**Material for this exercise:**
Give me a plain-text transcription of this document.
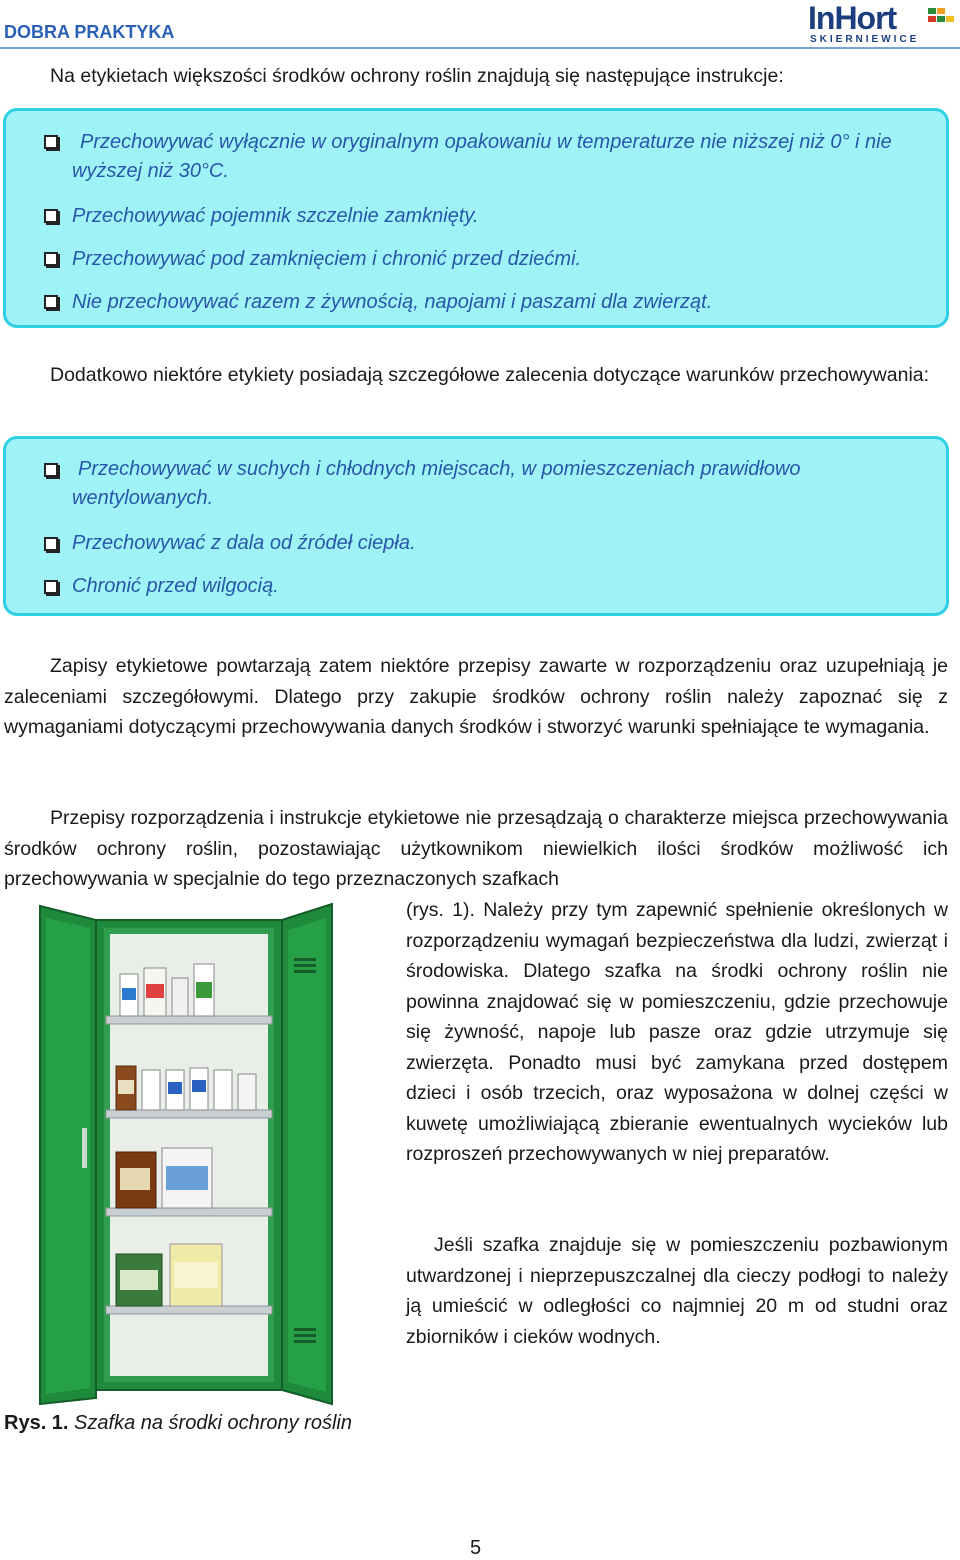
DOBRA PRAKTYKA	InHort
SKIERNIEWICE

Na etykietach większości środków ochrony roślin znajdują się następujące instrukcje:

Przechowywać wyłącznie w oryginalnym opakowaniu w temperaturze nie niższej niż 0° i nie wyższej niż 30°C.
Przechowywać pojemnik szczelnie zamknięty.
Przechowywać pod zamknięciem i chronić przed dziećmi.
Nie przechowywać razem z żywnością, napojami i paszami dla zwierząt.

Dodatkowo niektóre etykiety posiadają szczegółowe zalecenia dotyczące warunków przechowywania:

Przechowywać w suchych i chłodnych miejscach, w pomieszczeniach prawidłowo wentylowanych.
Przechowywać z dala od źródeł ciepła.
Chronić przed wilgocią.

Zapisy etykietowe powtarzają zatem niektóre przepisy zawarte w rozporządzeniu oraz uzupełniają je zaleceniami szczegółowymi. Dlatego przy zakupie środków ochrony roślin należy zapoznać się z wymaganiami dotyczącymi przechowywania danych środków i stworzyć warunki spełniające te wymagania.

Przepisy rozporządzenia i instrukcje etykietowe nie przesądzają o charakterze miejsca przechowywania środków ochrony roślin, pozostawiając użytkownikom niewielkich ilości środków możliwość ich przechowywania w specjalnie do tego przeznaczonych szafkach

(rys. 1). Należy przy tym zapewnić spełnienie określonych w rozporządzeniu wymagań bezpieczeństwa dla ludzi, zwierząt i środowiska. Dlatego szafka na środki ochrony roślin nie powinna znajdować się w pomieszczeniu, gdzie przechowuje się żywność, napoje lub pasze oraz gdzie utrzymuje się zwierzęta. Ponadto musi być zamykana przed dostępem dzieci i osób trzecich, oraz wyposażona w dolnej części w kuwetę umożliwiającą zbieranie ewentualnych wycieków lub rozproszeń przechowywanych w niej preparatów.

Jeśli szafka znajduje się w pomieszczeniu pozbawionym utwardzonej i nieprzepuszczalnej dla cieczy podłogi to należy ją umieścić w odległości co najmniej 20 m od studni oraz zbiorników i cieków wodnych.

Rys. 1. Szafka na środki ochrony roślin
5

**Objective:** Take the entries shown above and quote them verbatim, passing over the pictures.

**Answer to the task:**
Give me a plain-text transcription of this document.
DOBRA PRAKTYKA	InHort
SKIERNIEWICE

Na etykietach większości środków ochrony roślin znajdują się następujące instrukcje:

Przechowywać wyłącznie w oryginalnym opakowaniu w temperaturze nie niższej niż 0° i nie wyższej niż 30°C.
Przechowywać pojemnik szczelnie zamknięty.
Przechowywać pod zamknięciem i chronić przed dziećmi.
Nie przechowywać razem z żywnością, napojami i paszami dla zwierząt.

Dodatkowo niektóre etykiety posiadają szczegółowe zalecenia dotyczące warunków przechowywania:

Przechowywać w suchych i chłodnych miejscach, w pomieszczeniach prawidłowo wentylowanych.
Przechowywać z dala od źródeł ciepła.
Chronić przed wilgocią.

Zapisy etykietowe powtarzają zatem niektóre przepisy zawarte w rozporządzeniu oraz uzupełniają je zaleceniami szczegółowymi. Dlatego przy zakupie środków ochrony roślin należy zapoznać się z wymaganiami dotyczącymi przechowywania danych środków i stworzyć warunki spełniające te wymagania.

Przepisy rozporządzenia i instrukcje etykietowe nie przesądzają o charakterze miejsca przechowywania środków ochrony roślin, pozostawiając użytkownikom niewielkich ilości środków możliwość ich przechowywania w specjalnie do tego przeznaczonych szafkach

(rys. 1). Należy przy tym zapewnić spełnienie określonych w rozporządzeniu wymagań bezpieczeństwa dla ludzi, zwierząt i środowiska. Dlatego szafka na środki ochrony roślin nie powinna znajdować się w pomieszczeniu, gdzie przechowuje się żywność, napoje lub pasze oraz gdzie utrzymuje się zwierzęta. Ponadto musi być zamykana przed dostępem dzieci i osób trzecich, oraz wyposażona w dolnej części w kuwetę umożliwiającą zbieranie ewentualnych wycieków lub rozproszeń przechowywanych w niej preparatów.

Jeśli szafka znajduje się w pomieszczeniu pozbawionym utwardzonej i nieprzepuszczalnej dla cieczy podłogi to należy ją umieścić w odległości co najmniej 20 m od studni oraz zbiorników i cieków wodnych.

Rys. 1. Szafka na środki ochrony roślin
5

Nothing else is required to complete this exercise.